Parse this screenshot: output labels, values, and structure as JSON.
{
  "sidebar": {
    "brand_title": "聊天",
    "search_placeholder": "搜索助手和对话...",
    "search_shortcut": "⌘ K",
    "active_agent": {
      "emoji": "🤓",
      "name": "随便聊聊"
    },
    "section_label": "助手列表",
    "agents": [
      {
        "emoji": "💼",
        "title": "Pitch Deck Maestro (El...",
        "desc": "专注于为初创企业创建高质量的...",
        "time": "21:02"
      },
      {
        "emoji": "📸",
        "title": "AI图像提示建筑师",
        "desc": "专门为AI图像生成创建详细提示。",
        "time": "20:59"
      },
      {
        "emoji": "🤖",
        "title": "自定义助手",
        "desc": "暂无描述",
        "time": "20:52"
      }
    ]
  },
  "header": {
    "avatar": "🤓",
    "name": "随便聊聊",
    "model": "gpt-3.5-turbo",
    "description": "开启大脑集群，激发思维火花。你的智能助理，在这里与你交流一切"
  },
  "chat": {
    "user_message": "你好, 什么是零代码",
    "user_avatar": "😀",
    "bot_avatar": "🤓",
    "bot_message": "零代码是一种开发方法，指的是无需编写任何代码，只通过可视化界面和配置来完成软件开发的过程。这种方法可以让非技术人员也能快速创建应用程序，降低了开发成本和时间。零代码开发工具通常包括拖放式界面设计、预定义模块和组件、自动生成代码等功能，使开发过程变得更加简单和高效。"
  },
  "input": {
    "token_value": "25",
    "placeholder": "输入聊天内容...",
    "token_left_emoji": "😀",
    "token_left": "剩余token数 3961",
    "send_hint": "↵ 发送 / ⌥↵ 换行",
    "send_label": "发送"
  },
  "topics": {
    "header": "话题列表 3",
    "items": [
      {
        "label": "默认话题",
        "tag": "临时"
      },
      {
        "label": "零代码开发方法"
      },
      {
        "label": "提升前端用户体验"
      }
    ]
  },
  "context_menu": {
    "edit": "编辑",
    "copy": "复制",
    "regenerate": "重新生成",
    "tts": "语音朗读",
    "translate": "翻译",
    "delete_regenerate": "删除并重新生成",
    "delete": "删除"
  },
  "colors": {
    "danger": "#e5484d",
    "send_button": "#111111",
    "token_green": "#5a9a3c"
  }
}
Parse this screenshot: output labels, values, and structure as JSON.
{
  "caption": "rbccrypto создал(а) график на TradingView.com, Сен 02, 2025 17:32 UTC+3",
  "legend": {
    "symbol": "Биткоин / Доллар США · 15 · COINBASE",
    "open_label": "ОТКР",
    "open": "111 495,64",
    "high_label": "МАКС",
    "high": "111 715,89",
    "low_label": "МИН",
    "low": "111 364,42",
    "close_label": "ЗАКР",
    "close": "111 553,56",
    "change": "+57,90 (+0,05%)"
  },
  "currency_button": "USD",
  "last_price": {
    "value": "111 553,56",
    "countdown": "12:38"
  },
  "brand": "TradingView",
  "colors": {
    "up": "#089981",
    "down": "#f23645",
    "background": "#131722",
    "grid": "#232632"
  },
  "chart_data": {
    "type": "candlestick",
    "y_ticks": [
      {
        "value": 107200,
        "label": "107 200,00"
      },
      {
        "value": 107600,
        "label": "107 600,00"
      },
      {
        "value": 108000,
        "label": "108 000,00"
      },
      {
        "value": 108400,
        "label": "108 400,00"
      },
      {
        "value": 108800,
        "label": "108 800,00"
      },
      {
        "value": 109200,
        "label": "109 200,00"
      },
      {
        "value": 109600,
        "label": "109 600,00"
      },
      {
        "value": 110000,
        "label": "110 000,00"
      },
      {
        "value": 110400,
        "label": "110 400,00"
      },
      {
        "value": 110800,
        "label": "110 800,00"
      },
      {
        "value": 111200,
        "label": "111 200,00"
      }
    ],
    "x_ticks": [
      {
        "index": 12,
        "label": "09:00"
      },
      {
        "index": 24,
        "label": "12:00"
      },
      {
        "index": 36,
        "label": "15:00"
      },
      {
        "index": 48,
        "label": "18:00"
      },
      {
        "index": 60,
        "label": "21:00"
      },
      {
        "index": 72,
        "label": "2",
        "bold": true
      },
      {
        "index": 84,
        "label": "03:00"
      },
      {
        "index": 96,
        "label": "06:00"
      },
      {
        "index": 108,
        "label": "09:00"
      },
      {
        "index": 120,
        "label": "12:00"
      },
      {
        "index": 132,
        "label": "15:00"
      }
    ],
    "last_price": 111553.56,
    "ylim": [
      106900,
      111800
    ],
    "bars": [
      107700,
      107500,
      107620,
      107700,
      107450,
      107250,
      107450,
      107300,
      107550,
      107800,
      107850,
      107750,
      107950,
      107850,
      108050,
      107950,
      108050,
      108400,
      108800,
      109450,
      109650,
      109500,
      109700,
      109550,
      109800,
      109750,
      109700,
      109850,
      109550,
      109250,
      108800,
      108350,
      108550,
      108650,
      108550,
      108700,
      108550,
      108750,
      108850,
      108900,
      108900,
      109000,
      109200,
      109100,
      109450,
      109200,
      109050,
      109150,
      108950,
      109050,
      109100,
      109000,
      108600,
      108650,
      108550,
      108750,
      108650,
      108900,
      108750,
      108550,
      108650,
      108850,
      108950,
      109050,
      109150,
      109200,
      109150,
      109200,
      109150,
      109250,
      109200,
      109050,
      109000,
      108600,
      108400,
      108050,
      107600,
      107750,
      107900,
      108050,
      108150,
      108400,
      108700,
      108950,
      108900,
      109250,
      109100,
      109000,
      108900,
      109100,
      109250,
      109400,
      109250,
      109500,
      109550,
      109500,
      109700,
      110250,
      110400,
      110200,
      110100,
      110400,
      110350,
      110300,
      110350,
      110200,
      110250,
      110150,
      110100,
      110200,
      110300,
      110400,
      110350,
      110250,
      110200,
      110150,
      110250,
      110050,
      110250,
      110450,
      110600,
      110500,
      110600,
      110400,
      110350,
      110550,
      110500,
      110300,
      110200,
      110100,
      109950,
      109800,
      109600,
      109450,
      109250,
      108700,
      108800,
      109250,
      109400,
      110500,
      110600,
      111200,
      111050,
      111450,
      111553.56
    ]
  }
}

◇ ◇ ◇ ◇

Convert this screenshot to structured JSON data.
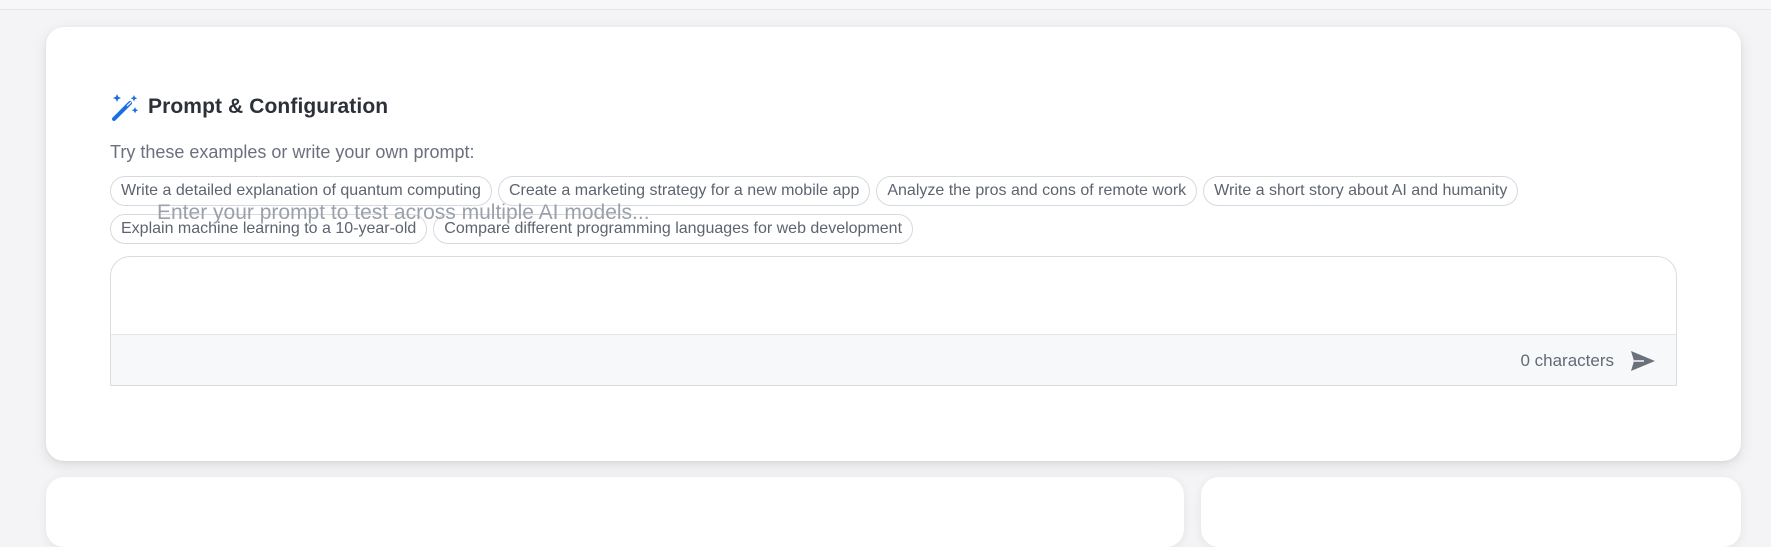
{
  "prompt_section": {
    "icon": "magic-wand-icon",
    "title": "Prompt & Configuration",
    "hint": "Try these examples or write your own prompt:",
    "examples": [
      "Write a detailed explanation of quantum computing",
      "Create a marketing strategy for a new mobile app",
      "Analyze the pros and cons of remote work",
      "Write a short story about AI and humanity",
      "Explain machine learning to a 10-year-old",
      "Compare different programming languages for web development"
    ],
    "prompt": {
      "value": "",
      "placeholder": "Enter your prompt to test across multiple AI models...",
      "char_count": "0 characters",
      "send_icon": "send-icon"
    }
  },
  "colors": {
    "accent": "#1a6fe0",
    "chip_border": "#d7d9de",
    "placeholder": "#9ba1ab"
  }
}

◇ ◇ ◇ ◇

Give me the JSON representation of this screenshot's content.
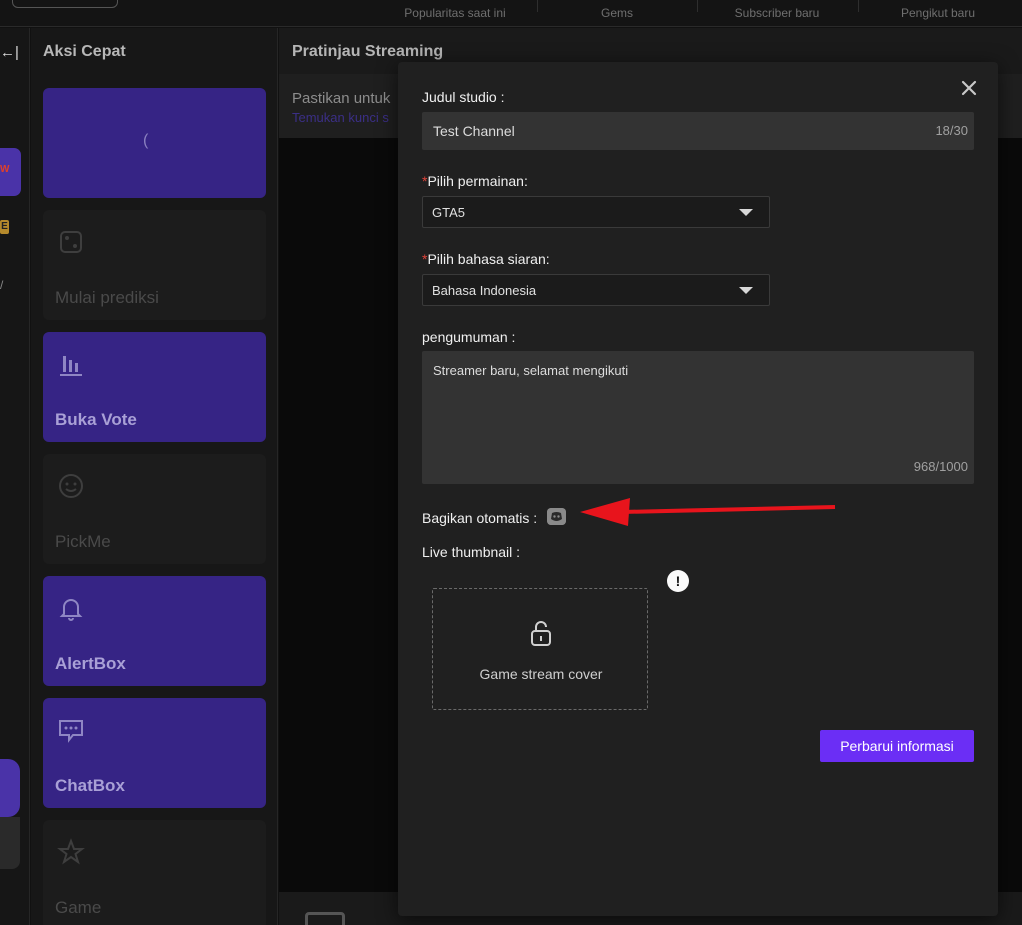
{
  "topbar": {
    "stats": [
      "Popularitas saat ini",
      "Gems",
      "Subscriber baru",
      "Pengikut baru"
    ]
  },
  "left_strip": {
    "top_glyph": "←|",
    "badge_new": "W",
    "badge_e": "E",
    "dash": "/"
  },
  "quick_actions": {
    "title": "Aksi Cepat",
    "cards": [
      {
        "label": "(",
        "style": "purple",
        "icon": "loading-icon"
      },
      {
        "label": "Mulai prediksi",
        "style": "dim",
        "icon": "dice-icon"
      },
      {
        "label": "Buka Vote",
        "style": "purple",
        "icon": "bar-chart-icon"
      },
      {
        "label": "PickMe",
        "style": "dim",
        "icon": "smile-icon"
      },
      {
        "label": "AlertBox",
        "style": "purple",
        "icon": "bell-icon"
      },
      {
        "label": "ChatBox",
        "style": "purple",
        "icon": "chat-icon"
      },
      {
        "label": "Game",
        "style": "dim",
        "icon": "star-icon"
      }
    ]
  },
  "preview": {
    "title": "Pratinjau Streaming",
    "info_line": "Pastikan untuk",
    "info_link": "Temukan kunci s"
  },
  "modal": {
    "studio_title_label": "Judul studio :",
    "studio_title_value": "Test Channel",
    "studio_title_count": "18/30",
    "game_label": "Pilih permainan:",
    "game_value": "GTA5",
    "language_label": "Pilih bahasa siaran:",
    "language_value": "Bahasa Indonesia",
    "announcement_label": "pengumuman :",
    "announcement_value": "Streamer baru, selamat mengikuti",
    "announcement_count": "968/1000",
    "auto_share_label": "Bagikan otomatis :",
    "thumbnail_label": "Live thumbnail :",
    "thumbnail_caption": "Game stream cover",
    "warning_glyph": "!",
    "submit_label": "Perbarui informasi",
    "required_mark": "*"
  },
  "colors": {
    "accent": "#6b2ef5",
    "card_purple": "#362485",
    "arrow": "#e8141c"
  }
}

◇ ◇ ◇ ◇

• Challenge: Isolate the lines above that contain the word "Pilih" and copy them.

• Completed task:
    "game_label": "Pilih permainan:",
    "language_label": "Pilih bahasa siaran:",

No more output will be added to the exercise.